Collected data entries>
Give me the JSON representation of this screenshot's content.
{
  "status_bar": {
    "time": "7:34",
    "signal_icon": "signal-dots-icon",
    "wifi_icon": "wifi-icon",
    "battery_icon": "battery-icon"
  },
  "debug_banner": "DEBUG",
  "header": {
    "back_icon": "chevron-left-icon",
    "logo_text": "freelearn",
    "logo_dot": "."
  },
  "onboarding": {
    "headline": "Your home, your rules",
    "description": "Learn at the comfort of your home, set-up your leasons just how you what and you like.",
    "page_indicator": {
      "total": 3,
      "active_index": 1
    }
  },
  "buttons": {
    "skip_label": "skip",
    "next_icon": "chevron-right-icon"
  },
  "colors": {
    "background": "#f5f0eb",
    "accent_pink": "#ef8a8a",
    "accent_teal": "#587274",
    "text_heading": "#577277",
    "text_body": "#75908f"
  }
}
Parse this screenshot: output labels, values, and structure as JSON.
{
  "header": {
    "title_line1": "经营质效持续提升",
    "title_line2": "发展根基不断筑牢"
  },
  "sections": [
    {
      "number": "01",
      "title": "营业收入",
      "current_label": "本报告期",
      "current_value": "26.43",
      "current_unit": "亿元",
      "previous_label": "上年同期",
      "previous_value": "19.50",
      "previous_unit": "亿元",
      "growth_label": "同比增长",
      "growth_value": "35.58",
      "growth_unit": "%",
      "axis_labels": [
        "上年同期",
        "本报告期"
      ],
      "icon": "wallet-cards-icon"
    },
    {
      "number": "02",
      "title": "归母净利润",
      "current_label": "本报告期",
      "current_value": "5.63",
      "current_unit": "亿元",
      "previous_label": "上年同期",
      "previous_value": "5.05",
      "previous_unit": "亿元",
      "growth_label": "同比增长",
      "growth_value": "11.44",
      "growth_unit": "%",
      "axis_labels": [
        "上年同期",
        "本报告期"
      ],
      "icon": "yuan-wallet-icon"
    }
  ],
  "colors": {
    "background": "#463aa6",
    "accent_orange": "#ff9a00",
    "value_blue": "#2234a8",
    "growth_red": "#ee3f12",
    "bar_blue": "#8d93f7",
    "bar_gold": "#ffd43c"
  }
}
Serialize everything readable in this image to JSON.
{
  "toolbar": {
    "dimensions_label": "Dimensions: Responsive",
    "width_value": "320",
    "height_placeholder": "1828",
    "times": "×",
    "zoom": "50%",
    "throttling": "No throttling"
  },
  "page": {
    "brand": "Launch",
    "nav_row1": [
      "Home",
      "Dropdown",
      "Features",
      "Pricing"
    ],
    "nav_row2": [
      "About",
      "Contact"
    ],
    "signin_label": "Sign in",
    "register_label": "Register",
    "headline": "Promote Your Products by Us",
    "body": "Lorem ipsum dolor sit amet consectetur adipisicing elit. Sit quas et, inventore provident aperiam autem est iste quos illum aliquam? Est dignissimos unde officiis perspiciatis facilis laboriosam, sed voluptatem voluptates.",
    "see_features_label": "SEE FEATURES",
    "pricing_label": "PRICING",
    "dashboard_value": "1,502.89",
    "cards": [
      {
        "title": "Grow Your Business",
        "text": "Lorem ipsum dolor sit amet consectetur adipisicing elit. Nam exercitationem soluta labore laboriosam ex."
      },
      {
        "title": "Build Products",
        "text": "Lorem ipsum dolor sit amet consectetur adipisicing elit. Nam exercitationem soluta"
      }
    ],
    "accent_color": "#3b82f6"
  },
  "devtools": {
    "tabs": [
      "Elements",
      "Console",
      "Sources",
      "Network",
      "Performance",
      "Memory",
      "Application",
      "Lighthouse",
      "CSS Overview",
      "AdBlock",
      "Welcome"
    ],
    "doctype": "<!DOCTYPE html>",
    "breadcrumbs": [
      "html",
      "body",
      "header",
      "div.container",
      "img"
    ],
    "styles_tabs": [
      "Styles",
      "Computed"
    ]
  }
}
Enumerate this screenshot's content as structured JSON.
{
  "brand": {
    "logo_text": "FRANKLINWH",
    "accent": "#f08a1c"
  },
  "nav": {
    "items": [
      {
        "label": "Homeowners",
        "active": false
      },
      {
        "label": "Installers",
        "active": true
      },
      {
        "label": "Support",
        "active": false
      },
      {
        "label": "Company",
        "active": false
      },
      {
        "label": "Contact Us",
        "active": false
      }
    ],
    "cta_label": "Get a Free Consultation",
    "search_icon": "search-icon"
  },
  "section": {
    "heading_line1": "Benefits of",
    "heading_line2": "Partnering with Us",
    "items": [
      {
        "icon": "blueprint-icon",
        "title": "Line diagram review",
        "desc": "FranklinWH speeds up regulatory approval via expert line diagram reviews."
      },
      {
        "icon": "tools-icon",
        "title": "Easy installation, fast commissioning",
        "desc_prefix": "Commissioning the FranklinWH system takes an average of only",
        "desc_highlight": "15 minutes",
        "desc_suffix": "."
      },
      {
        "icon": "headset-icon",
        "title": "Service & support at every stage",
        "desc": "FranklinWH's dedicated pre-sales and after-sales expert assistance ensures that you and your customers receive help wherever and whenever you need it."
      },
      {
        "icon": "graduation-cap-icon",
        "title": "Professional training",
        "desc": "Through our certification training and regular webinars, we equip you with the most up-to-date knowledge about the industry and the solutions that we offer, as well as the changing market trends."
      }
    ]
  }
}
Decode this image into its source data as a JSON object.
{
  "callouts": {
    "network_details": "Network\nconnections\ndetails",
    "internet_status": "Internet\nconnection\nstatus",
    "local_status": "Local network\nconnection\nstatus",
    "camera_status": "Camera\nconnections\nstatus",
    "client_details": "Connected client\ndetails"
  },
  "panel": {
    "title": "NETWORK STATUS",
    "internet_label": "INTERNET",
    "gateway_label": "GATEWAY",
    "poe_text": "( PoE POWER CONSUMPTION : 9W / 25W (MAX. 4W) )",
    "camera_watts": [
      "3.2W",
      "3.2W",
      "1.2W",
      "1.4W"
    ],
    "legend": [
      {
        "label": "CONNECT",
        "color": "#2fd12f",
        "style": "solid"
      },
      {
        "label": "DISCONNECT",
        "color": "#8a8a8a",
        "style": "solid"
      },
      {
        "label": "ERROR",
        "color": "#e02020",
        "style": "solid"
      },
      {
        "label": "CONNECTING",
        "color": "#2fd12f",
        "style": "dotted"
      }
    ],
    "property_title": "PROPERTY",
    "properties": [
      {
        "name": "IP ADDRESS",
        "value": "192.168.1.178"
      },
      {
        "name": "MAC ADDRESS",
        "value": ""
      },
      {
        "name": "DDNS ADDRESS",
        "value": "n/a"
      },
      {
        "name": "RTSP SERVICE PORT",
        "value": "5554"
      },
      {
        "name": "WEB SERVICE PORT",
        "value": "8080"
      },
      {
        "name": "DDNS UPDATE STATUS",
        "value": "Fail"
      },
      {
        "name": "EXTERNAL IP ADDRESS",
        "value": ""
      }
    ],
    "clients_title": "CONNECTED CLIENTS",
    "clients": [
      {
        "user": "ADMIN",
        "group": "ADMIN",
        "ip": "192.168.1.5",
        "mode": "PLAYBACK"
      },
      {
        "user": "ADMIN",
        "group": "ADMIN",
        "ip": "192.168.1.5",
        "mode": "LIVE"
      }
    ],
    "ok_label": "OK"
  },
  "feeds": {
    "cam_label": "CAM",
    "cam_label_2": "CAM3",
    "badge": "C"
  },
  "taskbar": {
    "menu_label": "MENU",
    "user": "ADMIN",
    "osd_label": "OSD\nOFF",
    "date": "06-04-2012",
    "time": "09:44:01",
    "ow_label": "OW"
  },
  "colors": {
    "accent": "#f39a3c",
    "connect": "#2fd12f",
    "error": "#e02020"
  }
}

Instructions to follow>
Identify each line in the records above that contains the word "icon", and copy it out in full.

Result of this task>
    "signal_icon": "signal-dots-icon",
    "wifi_icon": "wifi-icon",
    "battery_icon": "battery-icon"
    "back_icon": "chevron-left-icon",
    "next_icon": "chevron-right-icon"
      "icon": "wallet-cards-icon"
      "icon": "yuan-wallet-icon"
    "search_icon": "search-icon"
        "icon": "blueprint-icon",
        "icon": "tools-icon",
        "icon": "headset-icon",
        "icon": "graduation-cap-icon",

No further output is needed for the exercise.